Excerpts from a figure dataset:
◇ ◇ ◇ ◇ ◇ ◇ ◇

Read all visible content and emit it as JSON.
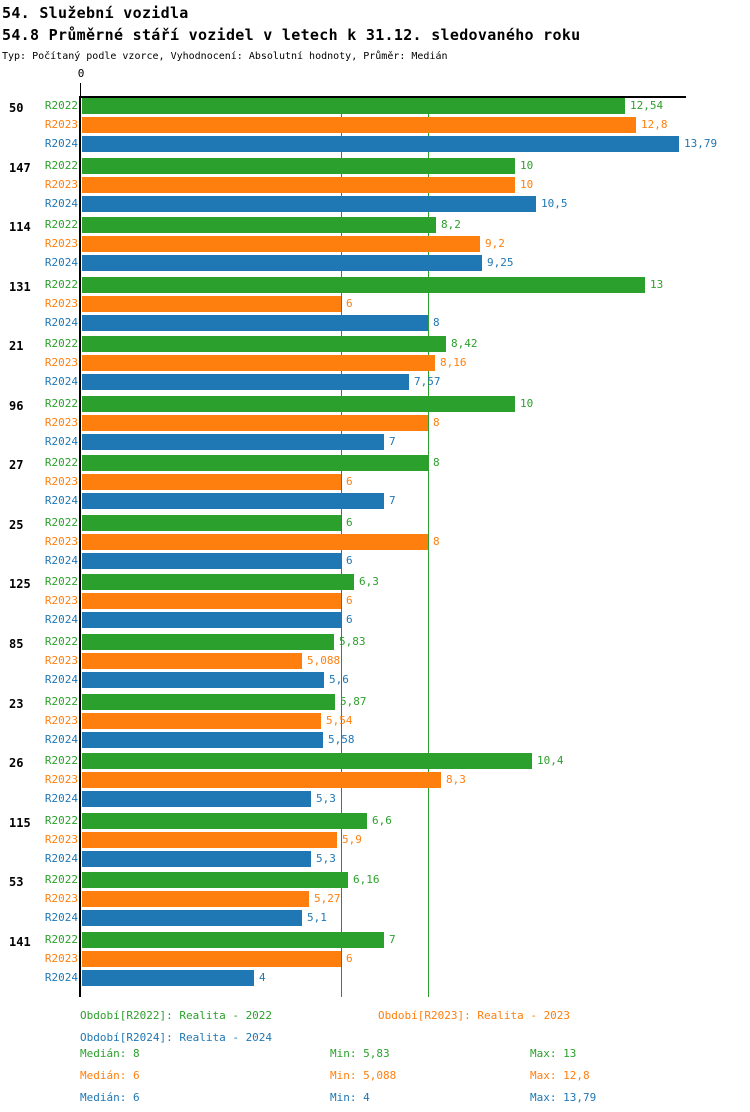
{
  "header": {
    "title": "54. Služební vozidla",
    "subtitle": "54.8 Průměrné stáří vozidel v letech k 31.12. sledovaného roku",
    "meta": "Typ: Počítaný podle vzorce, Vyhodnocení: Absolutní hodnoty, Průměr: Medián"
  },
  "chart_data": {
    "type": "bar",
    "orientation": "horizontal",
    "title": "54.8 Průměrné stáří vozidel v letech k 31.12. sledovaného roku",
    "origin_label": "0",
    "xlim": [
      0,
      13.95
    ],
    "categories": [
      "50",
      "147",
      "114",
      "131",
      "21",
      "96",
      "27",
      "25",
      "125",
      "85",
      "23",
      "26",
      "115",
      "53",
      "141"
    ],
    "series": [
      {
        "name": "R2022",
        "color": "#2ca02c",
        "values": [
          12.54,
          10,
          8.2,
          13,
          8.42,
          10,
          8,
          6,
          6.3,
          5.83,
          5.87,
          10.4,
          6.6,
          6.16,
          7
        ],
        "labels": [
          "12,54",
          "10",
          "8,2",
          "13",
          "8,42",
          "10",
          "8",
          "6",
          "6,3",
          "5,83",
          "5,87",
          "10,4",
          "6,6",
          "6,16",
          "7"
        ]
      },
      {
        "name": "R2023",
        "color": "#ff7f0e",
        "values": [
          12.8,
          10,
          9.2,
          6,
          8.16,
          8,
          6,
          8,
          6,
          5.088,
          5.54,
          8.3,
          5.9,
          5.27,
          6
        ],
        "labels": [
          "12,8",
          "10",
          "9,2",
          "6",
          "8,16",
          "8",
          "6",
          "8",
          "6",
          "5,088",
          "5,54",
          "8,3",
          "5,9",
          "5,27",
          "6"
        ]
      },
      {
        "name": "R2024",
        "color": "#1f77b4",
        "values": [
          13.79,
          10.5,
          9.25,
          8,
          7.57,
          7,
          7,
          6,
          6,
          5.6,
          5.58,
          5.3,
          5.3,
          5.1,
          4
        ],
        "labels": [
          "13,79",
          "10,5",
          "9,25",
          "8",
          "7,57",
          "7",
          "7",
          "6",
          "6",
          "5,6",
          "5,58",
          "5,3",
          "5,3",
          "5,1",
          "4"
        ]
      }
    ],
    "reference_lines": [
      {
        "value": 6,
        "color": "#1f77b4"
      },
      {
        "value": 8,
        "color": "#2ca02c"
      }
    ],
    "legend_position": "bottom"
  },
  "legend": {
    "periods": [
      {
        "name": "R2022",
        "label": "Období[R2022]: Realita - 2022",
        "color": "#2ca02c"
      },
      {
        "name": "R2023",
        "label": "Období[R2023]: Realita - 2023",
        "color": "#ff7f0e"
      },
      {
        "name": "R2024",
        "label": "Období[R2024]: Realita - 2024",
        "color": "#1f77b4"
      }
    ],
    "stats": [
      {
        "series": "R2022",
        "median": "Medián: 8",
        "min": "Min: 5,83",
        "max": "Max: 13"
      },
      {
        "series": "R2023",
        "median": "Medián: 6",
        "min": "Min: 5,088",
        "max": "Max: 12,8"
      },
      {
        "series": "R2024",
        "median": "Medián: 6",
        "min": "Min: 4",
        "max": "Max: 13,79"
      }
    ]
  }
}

◇ ◇ ◇ ◇ ◇ ◇ ◇

**WHAT YOU ARE ASKED TO DO**:
The records above are to be quoted exactly, with all pictures left out.

**CORRECT RESPONSE**:
Read all visible content and emit it as JSON.
{
  "header": {
    "title": "54. Služební vozidla",
    "subtitle": "54.8 Průměrné stáří vozidel v letech k 31.12. sledovaného roku",
    "meta": "Typ: Počítaný podle vzorce, Vyhodnocení: Absolutní hodnoty, Průměr: Medián"
  },
  "chart_data": {
    "type": "bar",
    "orientation": "horizontal",
    "title": "54.8 Průměrné stáří vozidel v letech k 31.12. sledovaného roku",
    "origin_label": "0",
    "xlim": [
      0,
      13.95
    ],
    "categories": [
      "50",
      "147",
      "114",
      "131",
      "21",
      "96",
      "27",
      "25",
      "125",
      "85",
      "23",
      "26",
      "115",
      "53",
      "141"
    ],
    "series": [
      {
        "name": "R2022",
        "color": "#2ca02c",
        "values": [
          12.54,
          10,
          8.2,
          13,
          8.42,
          10,
          8,
          6,
          6.3,
          5.83,
          5.87,
          10.4,
          6.6,
          6.16,
          7
        ],
        "labels": [
          "12,54",
          "10",
          "8,2",
          "13",
          "8,42",
          "10",
          "8",
          "6",
          "6,3",
          "5,83",
          "5,87",
          "10,4",
          "6,6",
          "6,16",
          "7"
        ]
      },
      {
        "name": "R2023",
        "color": "#ff7f0e",
        "values": [
          12.8,
          10,
          9.2,
          6,
          8.16,
          8,
          6,
          8,
          6,
          5.088,
          5.54,
          8.3,
          5.9,
          5.27,
          6
        ],
        "labels": [
          "12,8",
          "10",
          "9,2",
          "6",
          "8,16",
          "8",
          "6",
          "8",
          "6",
          "5,088",
          "5,54",
          "8,3",
          "5,9",
          "5,27",
          "6"
        ]
      },
      {
        "name": "R2024",
        "color": "#1f77b4",
        "values": [
          13.79,
          10.5,
          9.25,
          8,
          7.57,
          7,
          7,
          6,
          6,
          5.6,
          5.58,
          5.3,
          5.3,
          5.1,
          4
        ],
        "labels": [
          "13,79",
          "10,5",
          "9,25",
          "8",
          "7,57",
          "7",
          "7",
          "6",
          "6",
          "5,6",
          "5,58",
          "5,3",
          "5,3",
          "5,1",
          "4"
        ]
      }
    ],
    "reference_lines": [
      {
        "value": 6,
        "color": "#1f77b4"
      },
      {
        "value": 8,
        "color": "#2ca02c"
      }
    ],
    "legend_position": "bottom"
  },
  "legend": {
    "periods": [
      {
        "name": "R2022",
        "label": "Období[R2022]: Realita - 2022",
        "color": "#2ca02c"
      },
      {
        "name": "R2023",
        "label": "Období[R2023]: Realita - 2023",
        "color": "#ff7f0e"
      },
      {
        "name": "R2024",
        "label": "Období[R2024]: Realita - 2024",
        "color": "#1f77b4"
      }
    ],
    "stats": [
      {
        "series": "R2022",
        "median": "Medián: 8",
        "min": "Min: 5,83",
        "max": "Max: 13"
      },
      {
        "series": "R2023",
        "median": "Medián: 6",
        "min": "Min: 5,088",
        "max": "Max: 12,8"
      },
      {
        "series": "R2024",
        "median": "Medián: 6",
        "min": "Min: 4",
        "max": "Max: 13,79"
      }
    ]
  }
}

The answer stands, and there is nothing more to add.